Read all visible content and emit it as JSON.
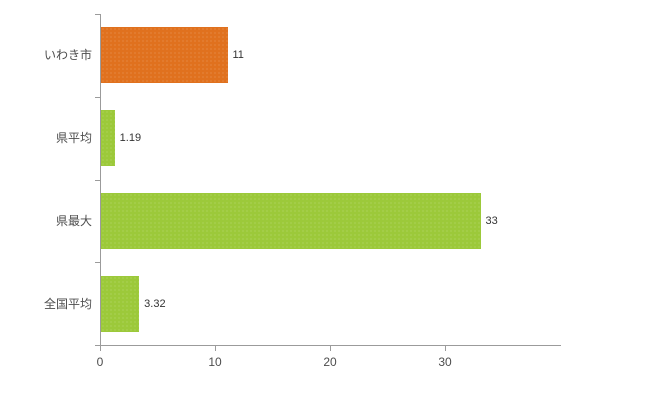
{
  "chart_data": {
    "type": "bar",
    "orientation": "horizontal",
    "title": "",
    "categories": [
      "いわき市",
      "県平均",
      "県最大",
      "全国平均"
    ],
    "values": [
      11,
      1.19,
      33,
      3.32
    ],
    "value_labels": [
      "11",
      "1.19",
      "33",
      "3.32"
    ],
    "bar_colors": [
      "#e0711e",
      "#9cc93a",
      "#9cc93a",
      "#9cc93a"
    ],
    "xlim": [
      0,
      40
    ],
    "x_ticks": [
      0,
      10,
      20,
      30
    ],
    "grid": false,
    "legend": false,
    "axis_color": "#9b9b9b",
    "label_color": "#4d4d4d",
    "background": "#ffffff"
  }
}
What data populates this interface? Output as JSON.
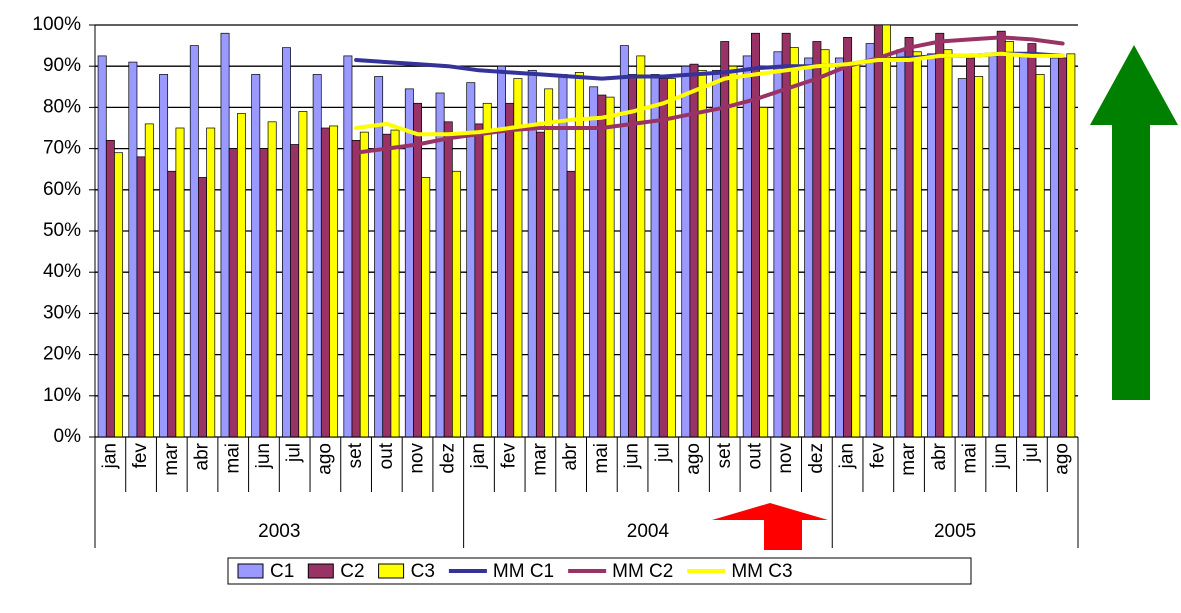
{
  "chart_data": {
    "type": "bar",
    "category_groups": [
      {
        "label": "2003",
        "categories": [
          "jan",
          "fev",
          "mar",
          "abr",
          "mai",
          "jun",
          "jul",
          "ago",
          "set",
          "out",
          "nov",
          "dez"
        ]
      },
      {
        "label": "2004",
        "categories": [
          "jan",
          "fev",
          "mar",
          "abr",
          "mai",
          "jun",
          "jul",
          "ago",
          "set",
          "out",
          "nov",
          "dez"
        ]
      },
      {
        "label": "2005",
        "categories": [
          "jan",
          "fev",
          "mar",
          "abr",
          "mai",
          "jun",
          "jul",
          "ago"
        ]
      }
    ],
    "series": [
      {
        "name": "C1",
        "type": "bar",
        "color": "#9999ff",
        "values": [
          92.5,
          91,
          88,
          95,
          98,
          88,
          94.5,
          88,
          92.5,
          87.5,
          84.5,
          83.5,
          86,
          90,
          89,
          88,
          85,
          95,
          88,
          90,
          89,
          92.5,
          93.5,
          92,
          92,
          95.5,
          94,
          93,
          87,
          92.5,
          93,
          92
        ]
      },
      {
        "name": "C2",
        "type": "bar",
        "color": "#993366",
        "values": [
          72,
          68,
          64.5,
          63,
          70,
          70,
          71,
          75,
          72,
          73.5,
          81,
          76.5,
          76,
          81,
          74,
          64.5,
          83,
          88,
          87,
          90.5,
          96,
          98,
          98,
          96,
          97,
          100,
          97,
          98,
          92,
          98.5,
          95.5,
          92
        ]
      },
      {
        "name": "C3",
        "type": "bar",
        "color": "#ffff00",
        "values": [
          69,
          76,
          75,
          75,
          78.5,
          76.5,
          79,
          75.5,
          74,
          74.5,
          63,
          64.5,
          81,
          87,
          84.5,
          88.5,
          82.5,
          92.5,
          87,
          89,
          90,
          80,
          94.5,
          94,
          91,
          100,
          93.5,
          94,
          87.5,
          96,
          88,
          93
        ]
      },
      {
        "name": "MM C1",
        "type": "line",
        "color": "#333399",
        "values": [
          null,
          null,
          null,
          null,
          null,
          null,
          null,
          null,
          91.5,
          91,
          90.5,
          90,
          89,
          88.5,
          88,
          87.5,
          87,
          87.5,
          87.5,
          88,
          88.5,
          89.5,
          90,
          90,
          90.5,
          91.5,
          92,
          92.5,
          92.5,
          93,
          93,
          92.5
        ]
      },
      {
        "name": "MM C2",
        "type": "line",
        "color": "#993366",
        "values": [
          null,
          null,
          null,
          null,
          null,
          null,
          null,
          null,
          69,
          70,
          71,
          72.5,
          73.5,
          74.5,
          75,
          75,
          75,
          76,
          77,
          78.5,
          80,
          82,
          84.5,
          87,
          90,
          92,
          94.5,
          96,
          96.5,
          97,
          96.5,
          95.5
        ]
      },
      {
        "name": "MM C3",
        "type": "line",
        "color": "#ffff00",
        "values": [
          null,
          null,
          null,
          null,
          null,
          null,
          null,
          null,
          75,
          76,
          73.5,
          73.5,
          74,
          75,
          76,
          77,
          77.5,
          79,
          81,
          84,
          87,
          88,
          89,
          90,
          90.5,
          91.5,
          91.5,
          92.5,
          92.5,
          93,
          92.5,
          92.5
        ]
      }
    ],
    "ylim": [
      0,
      100
    ],
    "yticks": [
      {
        "value": 0,
        "label": "0%"
      },
      {
        "value": 10,
        "label": "10%"
      },
      {
        "value": 20,
        "label": "20%"
      },
      {
        "value": 30,
        "label": "30%"
      },
      {
        "value": 40,
        "label": "40%"
      },
      {
        "value": 50,
        "label": "50%"
      },
      {
        "value": 60,
        "label": "60%"
      },
      {
        "value": 70,
        "label": "70%"
      },
      {
        "value": 80,
        "label": "80%"
      },
      {
        "value": 90,
        "label": "90%"
      },
      {
        "value": 100,
        "label": "100%"
      }
    ],
    "grid": true,
    "legend": "bottom"
  }
}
* * * * * * *
To do ▸ In the material above, show every line where the word "JSON" turns up.

Output ▸
Read all visible content and emit it as JSON.
What data populates this interface? Output as JSON.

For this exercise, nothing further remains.